[Collected data]

* * * * *

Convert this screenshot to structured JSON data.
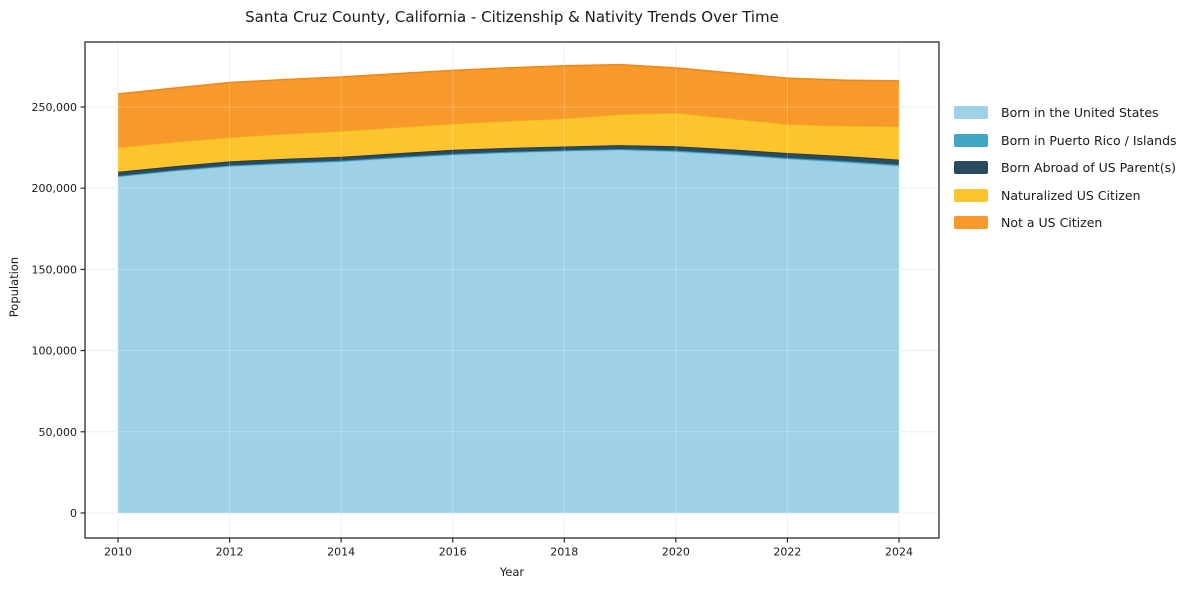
{
  "chart_data": {
    "type": "area",
    "stacked": true,
    "title": "Santa Cruz County, California - Citizenship & Nativity Trends Over Time",
    "xlabel": "Year",
    "ylabel": "Population",
    "x": [
      2010,
      2011,
      2012,
      2013,
      2014,
      2015,
      2016,
      2017,
      2018,
      2019,
      2020,
      2021,
      2022,
      2023,
      2024
    ],
    "series": [
      {
        "name": "Born in the United States",
        "color": "#9fd1e6",
        "edge": "#8ec4dd",
        "values": [
          207000,
          210500,
          213400,
          215000,
          216300,
          218500,
          220500,
          221800,
          222800,
          223500,
          222500,
          220500,
          218000,
          216000,
          213700
        ]
      },
      {
        "name": "Born in Puerto Rico / Islands",
        "color": "#41a6c4",
        "edge": "#2d8fae",
        "values": [
          600,
          600,
          650,
          650,
          700,
          700,
          650,
          600,
          600,
          650,
          700,
          700,
          750,
          800,
          800
        ]
      },
      {
        "name": "Born Abroad of US Parent(s)",
        "color": "#2a4a5e",
        "edge": "#20394a",
        "values": [
          2500,
          2400,
          2450,
          2500,
          2400,
          2300,
          2500,
          2400,
          2300,
          2400,
          2600,
          2700,
          2900,
          3000,
          3100
        ]
      },
      {
        "name": "Naturalized US Citizen",
        "color": "#fdc42e",
        "edge": "#eeaf16",
        "values": [
          15100,
          15000,
          14900,
          15400,
          15900,
          16000,
          16100,
          16700,
          17300,
          19000,
          20700,
          19000,
          17800,
          18700,
          20500
        ]
      },
      {
        "name": "Not a US Citizen",
        "color": "#f8992b",
        "edge": "#ee8a15",
        "values": [
          32800,
          33100,
          33600,
          33400,
          33100,
          33000,
          32800,
          32600,
          32400,
          30500,
          27600,
          28000,
          28300,
          28000,
          28000
        ]
      }
    ],
    "x_ticks": {
      "values": [
        2010,
        2012,
        2014,
        2016,
        2018,
        2020,
        2022,
        2024
      ],
      "labels": [
        "2010",
        "2012",
        "2014",
        "2016",
        "2018",
        "2020",
        "2022",
        "2024"
      ]
    },
    "y_ticks": {
      "values": [
        0,
        50000,
        100000,
        150000,
        200000,
        250000
      ],
      "labels": [
        "0",
        "50,000",
        "100,000",
        "150,000",
        "200,000",
        "250,000"
      ]
    },
    "xlim": [
      2009.41,
      2024.72
    ],
    "ylim": [
      -15000,
      290000
    ],
    "grid": true,
    "legend_position": "right"
  }
}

* * * * *

= PROBLEM STATEMENT =
Output an exact copy of the material, with the pictures removed.

= FINISHED EXERCISE =
Convert this screenshot to structured JSON data.
{
  "chart_data": {
    "type": "area",
    "stacked": true,
    "title": "Santa Cruz County, California - Citizenship & Nativity Trends Over Time",
    "xlabel": "Year",
    "ylabel": "Population",
    "x": [
      2010,
      2011,
      2012,
      2013,
      2014,
      2015,
      2016,
      2017,
      2018,
      2019,
      2020,
      2021,
      2022,
      2023,
      2024
    ],
    "series": [
      {
        "name": "Born in the United States",
        "color": "#9fd1e6",
        "edge": "#8ec4dd",
        "values": [
          207000,
          210500,
          213400,
          215000,
          216300,
          218500,
          220500,
          221800,
          222800,
          223500,
          222500,
          220500,
          218000,
          216000,
          213700
        ]
      },
      {
        "name": "Born in Puerto Rico / Islands",
        "color": "#41a6c4",
        "edge": "#2d8fae",
        "values": [
          600,
          600,
          650,
          650,
          700,
          700,
          650,
          600,
          600,
          650,
          700,
          700,
          750,
          800,
          800
        ]
      },
      {
        "name": "Born Abroad of US Parent(s)",
        "color": "#2a4a5e",
        "edge": "#20394a",
        "values": [
          2500,
          2400,
          2450,
          2500,
          2400,
          2300,
          2500,
          2400,
          2300,
          2400,
          2600,
          2700,
          2900,
          3000,
          3100
        ]
      },
      {
        "name": "Naturalized US Citizen",
        "color": "#fdc42e",
        "edge": "#eeaf16",
        "values": [
          15100,
          15000,
          14900,
          15400,
          15900,
          16000,
          16100,
          16700,
          17300,
          19000,
          20700,
          19000,
          17800,
          18700,
          20500
        ]
      },
      {
        "name": "Not a US Citizen",
        "color": "#f8992b",
        "edge": "#ee8a15",
        "values": [
          32800,
          33100,
          33600,
          33400,
          33100,
          33000,
          32800,
          32600,
          32400,
          30500,
          27600,
          28000,
          28300,
          28000,
          28000
        ]
      }
    ],
    "x_ticks": {
      "values": [
        2010,
        2012,
        2014,
        2016,
        2018,
        2020,
        2022,
        2024
      ],
      "labels": [
        "2010",
        "2012",
        "2014",
        "2016",
        "2018",
        "2020",
        "2022",
        "2024"
      ]
    },
    "y_ticks": {
      "values": [
        0,
        50000,
        100000,
        150000,
        200000,
        250000
      ],
      "labels": [
        "0",
        "50,000",
        "100,000",
        "150,000",
        "200,000",
        "250,000"
      ]
    },
    "xlim": [
      2009.41,
      2024.72
    ],
    "ylim": [
      -15000,
      290000
    ],
    "grid": true,
    "legend_position": "right"
  }
}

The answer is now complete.